Dataset items
++++++++++++++++++++
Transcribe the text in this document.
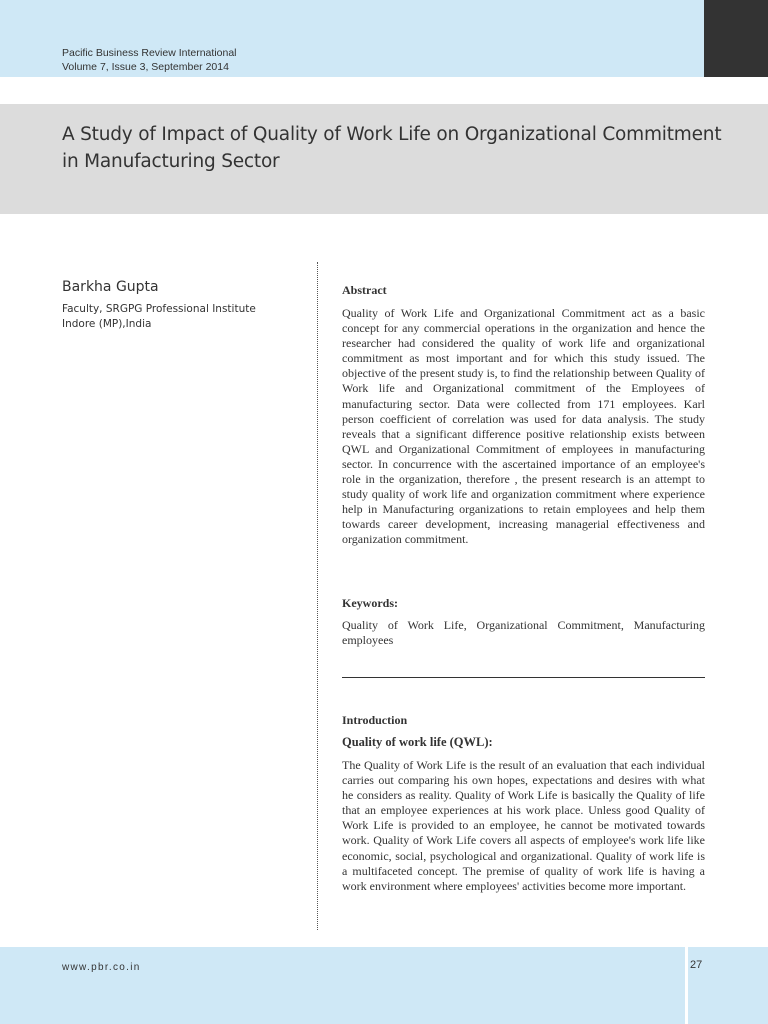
Pacific Business Review International
Volume 7, Issue 3, September 2014
A Study of Impact of Quality of Work Life on Organizational Commitment in Manufacturing Sector
Barkha Gupta
Faculty, SRGPG Professional Institute
Indore (MP),India
Abstract
Quality of Work Life and Organizational Commitment act as a basic concept for any commercial operations in the organization and hence the researcher had considered the quality of work life and organizational commitment as most important and for which this study issued. The objective of the present study is, to find the relationship between Quality of Work life and Organizational commitment of the Employees of manufacturing sector. Data were collected from 171 employees. Karl person coefficient of correlation was used for data analysis. The study reveals that a significant difference positive relationship exists between QWL and Organizational Commitment of employees in manufacturing sector. In concurrence with the ascertained importance of an employee's role in the organization, therefore , the present research is an attempt to study quality of work life and organization commitment where experience help in Manufacturing organizations to retain employees and help them towards career development, increasing managerial effectiveness and organization commitment.
Keywords:
Quality of Work Life, Organizational Commitment, Manufacturing employees
Introduction
Quality of work life (QWL):
The Quality of Work Life is the result of an evaluation that each individual carries out comparing his own hopes, expectations and desires with what he considers as reality. Quality of Work Life is basically the Quality of life that an employee experiences at his work place. Unless good Quality of Work Life is provided to an employee, he cannot be motivated towards work. Quality of Work Life covers all aspects of employee's work life like economic, social, psychological and organizational. Quality of work life is a multifaceted concept. The premise of quality of work life is having a work environment where employees' activities become more important.
www.pbr.co.in	27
++++++++++++++++++++
▶ **EXERCISE DESCRIPTION**: Retype the whole listing, keeping every line identical and omitting all pictures.

▶ **FINISHED TASK**:
Transcribe the text in this document.
Pacific Business Review International
Volume 7, Issue 3, September 2014
A Study of Impact of Quality of Work Life on Organizational Commitment in Manufacturing Sector
Barkha Gupta
Faculty, SRGPG Professional Institute
Indore (MP),India
Abstract
Quality of Work Life and Organizational Commitment act as a basic concept for any commercial operations in the organization and hence the researcher had considered the quality of work life and organizational commitment as most important and for which this study issued. The objective of the present study is, to find the relationship between Quality of Work life and Organizational commitment of the Employees of manufacturing sector. Data were collected from 171 employees. Karl person coefficient of correlation was used for data analysis. The study reveals that a significant difference positive relationship exists between QWL and Organizational Commitment of employees in manufacturing sector. In concurrence with the ascertained importance of an employee's role in the organization, therefore , the present research is an attempt to study quality of work life and organization commitment where experience help in Manufacturing organizations to retain employees and help them towards career development, increasing managerial effectiveness and organization commitment.
Keywords:
Quality of Work Life, Organizational Commitment, Manufacturing employees
Introduction
Quality of work life (QWL):
The Quality of Work Life is the result of an evaluation that each individual carries out comparing his own hopes, expectations and desires with what he considers as reality. Quality of Work Life is basically the Quality of life that an employee experiences at his work place. Unless good Quality of Work Life is provided to an employee, he cannot be motivated towards work. Quality of Work Life covers all aspects of employee's work life like economic, social, psychological and organizational. Quality of work life is a multifaceted concept. The premise of quality of work life is having a work environment where employees' activities become more important.
www.pbr.co.in	27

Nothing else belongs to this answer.